-- begin PROVIDED MATERIAL --
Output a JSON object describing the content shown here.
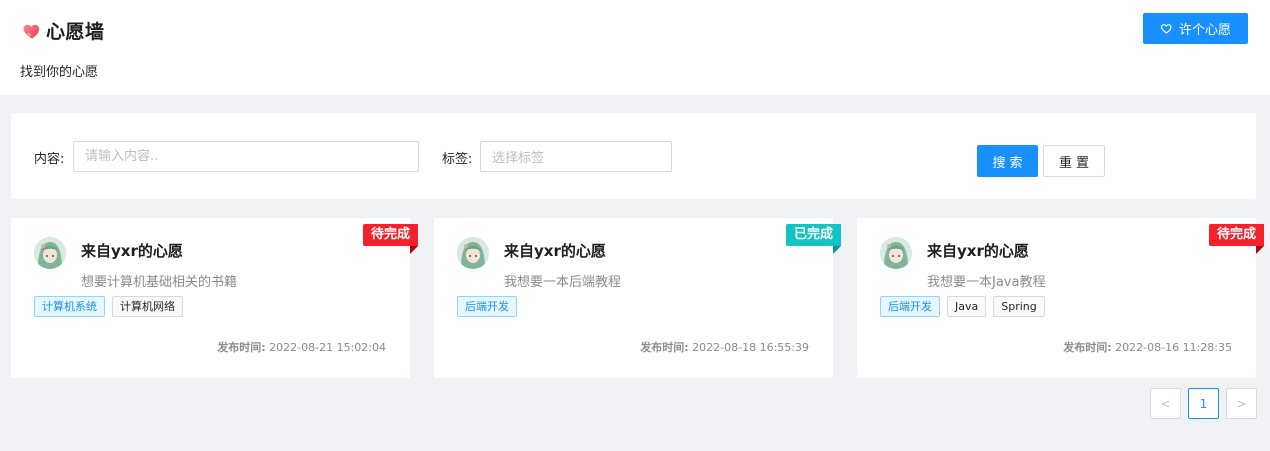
{
  "header": {
    "title": "心愿墙",
    "subtitle": "找到你的心愿",
    "make_wish_label": "许个心愿"
  },
  "search": {
    "content_label": "内容:",
    "content_placeholder": "请输入内容..",
    "content_value": "",
    "tags_label": "标签:",
    "tags_placeholder": "选择标签",
    "search_label": "搜索",
    "reset_label": "重置"
  },
  "cards": [
    {
      "title": "来自yxr的心愿",
      "desc": "想要计算机基础相关的书籍",
      "status": "待完成",
      "status_color": "#f5222d",
      "tags": [
        "计算机系统",
        "计算机网络"
      ],
      "publish_label": "发布时间:",
      "publish_time": "2022-08-21 15:02:04"
    },
    {
      "title": "来自yxr的心愿",
      "desc": "我想要一本后端教程",
      "status": "已完成",
      "status_color": "#13c2c2",
      "tags": [
        "后端开发"
      ],
      "publish_label": "发布时间:",
      "publish_time": "2022-08-18 16:55:39"
    },
    {
      "title": "来自yxr的心愿",
      "desc": "我想要一本Java教程",
      "status": "待完成",
      "status_color": "#f5222d",
      "tags": [
        "后端开发",
        "Java",
        "Spring"
      ],
      "publish_label": "发布时间:",
      "publish_time": "2022-08-16 11:28:35"
    }
  ],
  "pagination": {
    "prev": "<",
    "current": "1",
    "next": ">"
  },
  "colors": {
    "primary": "#1890ff",
    "pending": "#f5222d",
    "done": "#13c2c2"
  }
}
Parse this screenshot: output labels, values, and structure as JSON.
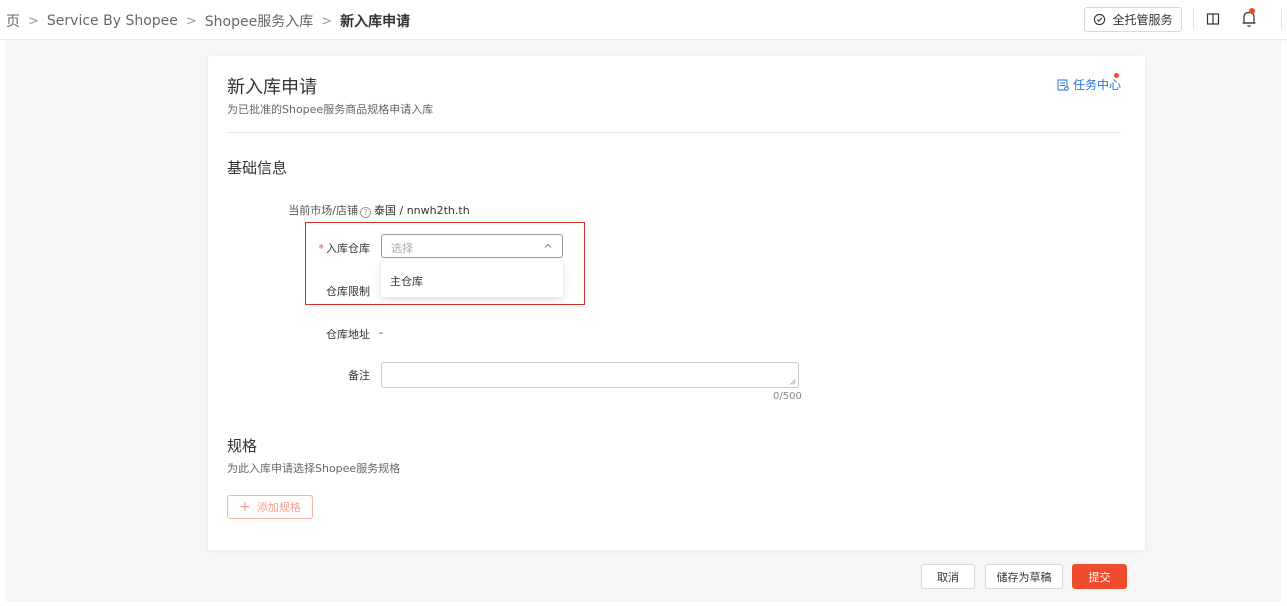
{
  "breadcrumb": {
    "items": [
      "页",
      "Service By Shopee",
      "Shopee服务入库"
    ],
    "current": "新入库申请"
  },
  "header": {
    "managed_service_label": "全托管服务"
  },
  "card": {
    "title": "新入库申请",
    "subtitle": "为已批准的Shopee服务商品规格申请入库",
    "task_center_label": "任务中心"
  },
  "basic_info": {
    "section_title": "基础信息",
    "market_store_label": "当前市场/店铺",
    "market_store_value": "泰国 / nnwh2th.th",
    "warehouse_label": "入库仓库",
    "warehouse_placeholder": "选择",
    "warehouse_options": [
      "主仓库"
    ],
    "warehouse_limit_label": "仓库限制",
    "warehouse_address_label": "仓库地址",
    "warehouse_address_value": "-",
    "remark_label": "备注",
    "remark_value": "",
    "remark_counter": "0/500"
  },
  "specs": {
    "section_title": "规格",
    "subtitle": "为此入库申请选择Shopee服务规格",
    "add_button_label": "添加规格"
  },
  "footer": {
    "cancel_label": "取消",
    "save_draft_label": "储存为草稿",
    "submit_label": "提交"
  },
  "colors": {
    "brand": "#ee4d2d",
    "link": "#2673dd",
    "highlight_border": "#d0342c"
  }
}
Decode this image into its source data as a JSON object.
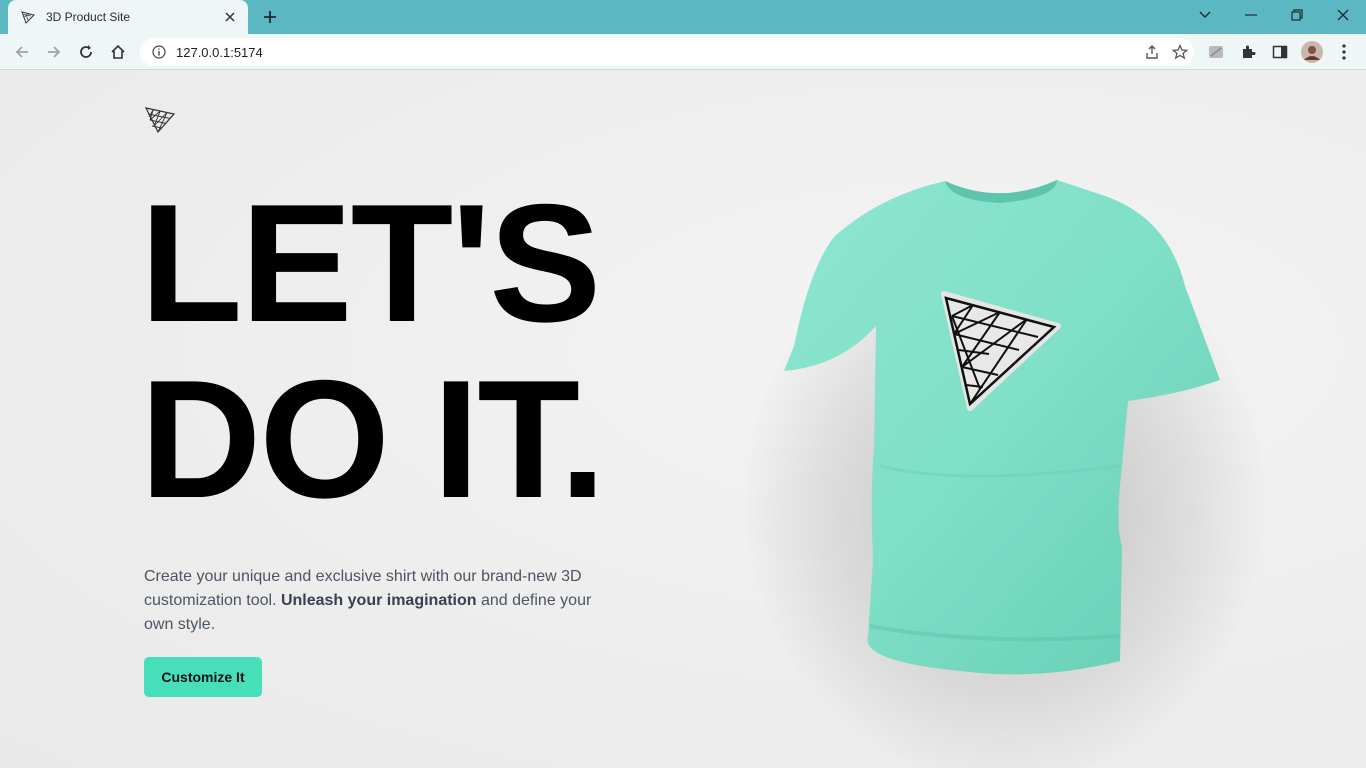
{
  "browser": {
    "tab_title": "3D Product Site",
    "url": "127.0.0.1:5174"
  },
  "hero": {
    "headline_line1": "LET'S",
    "headline_line2": "DO IT.",
    "desc_part1": "Create your unique and exclusive shirt with our brand-new 3D customization tool. ",
    "desc_bold": "Unleash your imagination",
    "desc_part2": " and define your own style.",
    "cta_label": "Customize It"
  },
  "colors": {
    "accent": "#46dfb9",
    "shirt": "#7fe0c8",
    "chrome": "#5bb8c2"
  },
  "icons": [
    "back-icon",
    "forward-icon",
    "reload-icon",
    "home-icon",
    "info-icon",
    "share-icon",
    "star-icon",
    "extensions-icon",
    "sidepanel-icon",
    "menu-icon"
  ]
}
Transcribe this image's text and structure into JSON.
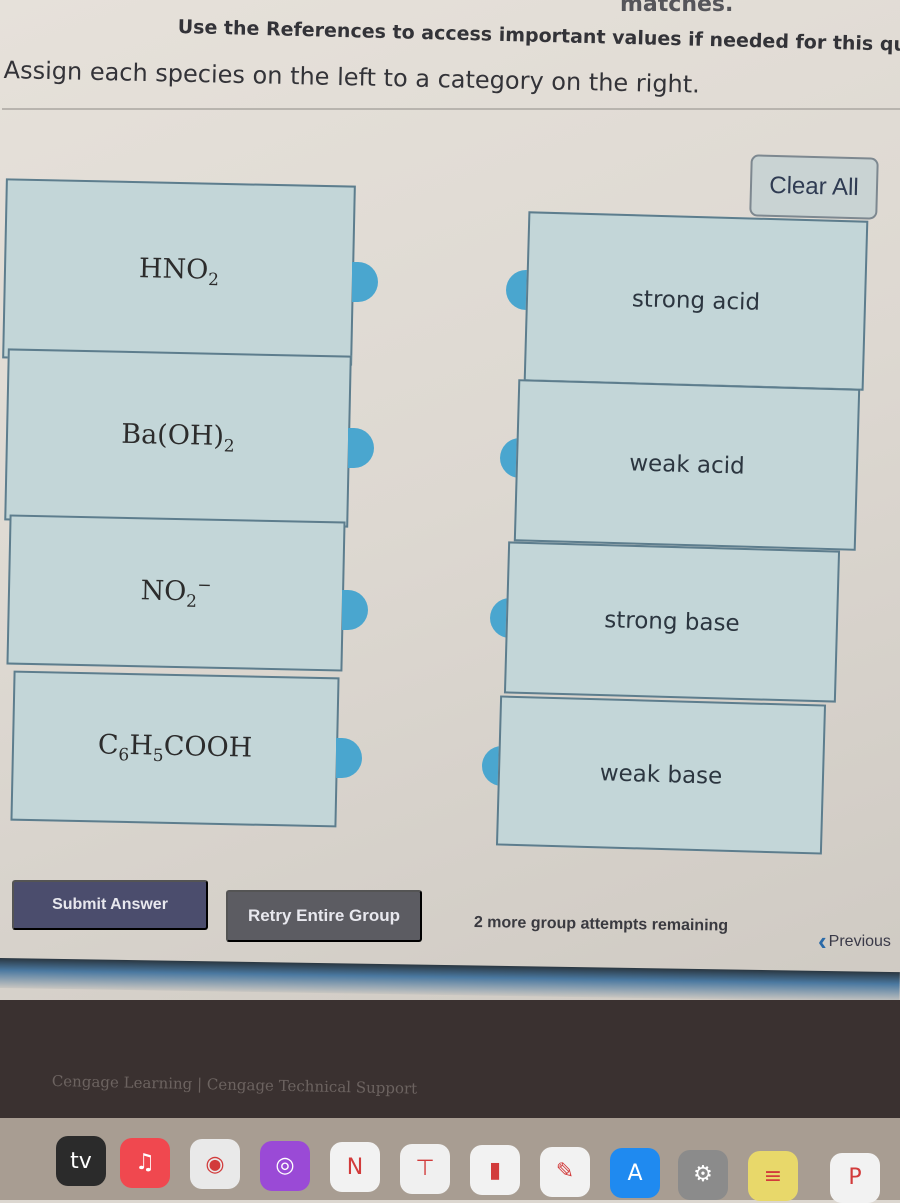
{
  "header": {
    "partial_top_text": "matches.",
    "references_note": "Use the References to access important values if needed for this que",
    "instructions": "Assign each species on the left to a category on the right."
  },
  "clear_all_label": "Clear All",
  "species": [
    {
      "base": "HNO",
      "sub": "2",
      "sup": "",
      "tail": ""
    },
    {
      "base": "Ba(OH)",
      "sub": "2",
      "sup": "",
      "tail": ""
    },
    {
      "base": "NO",
      "sub": "2",
      "sup": "−",
      "tail": ""
    },
    {
      "base": "C",
      "sub": "6",
      "mid": "H",
      "sub2": "5",
      "tail": "COOH"
    }
  ],
  "categories": [
    "strong acid",
    "weak acid",
    "strong base",
    "weak base"
  ],
  "actions": {
    "submit_label": "Submit Answer",
    "retry_label": "Retry Entire Group",
    "attempts_text": "2 more group attempts remaining",
    "previous_label": "Previous"
  },
  "footer": {
    "link1": "Cengage Learning",
    "separator": "|",
    "link2": "Cengage Technical Support"
  },
  "dock": [
    {
      "name": "apple-tv-icon",
      "glyph": "tv",
      "color": "#2b2b2b"
    },
    {
      "name": "music-icon",
      "glyph": "♫",
      "color": "#f0484f"
    },
    {
      "name": "chrome-icon",
      "glyph": "◉",
      "color": "#e9e9e9"
    },
    {
      "name": "podcasts-icon",
      "glyph": "◎",
      "color": "#9a4ad6"
    },
    {
      "name": "news-icon",
      "glyph": "N",
      "color": "#f2f2f2"
    },
    {
      "name": "keynote-icon",
      "glyph": "⊤",
      "color": "#f0f0f0"
    },
    {
      "name": "numbers-icon",
      "glyph": "▮",
      "color": "#f2f2f2"
    },
    {
      "name": "pages-icon",
      "glyph": "✎",
      "color": "#f2f2f2"
    },
    {
      "name": "app-store-icon",
      "glyph": "A",
      "color": "#1f8af0"
    },
    {
      "name": "system-settings-icon",
      "glyph": "⚙",
      "color": "#8b8b8b"
    },
    {
      "name": "notes-icon",
      "glyph": "≡",
      "color": "#e8d86a"
    },
    {
      "name": "powerpoint-icon",
      "glyph": "P",
      "color": "#f2f2f2"
    }
  ]
}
-- end PROVIDED MATERIAL --
**WHAT IS REQUIRED**
Show every line from the listing above in which the string "this" appears.

**THE ANSWER**
Parse this screenshot: output labels, values, and structure as JSON.
Decode this image into its source data as a JSON object.
Transcribe this image's text and structure into JSON.
    "references_note": "Use the References to access important values if needed for this que",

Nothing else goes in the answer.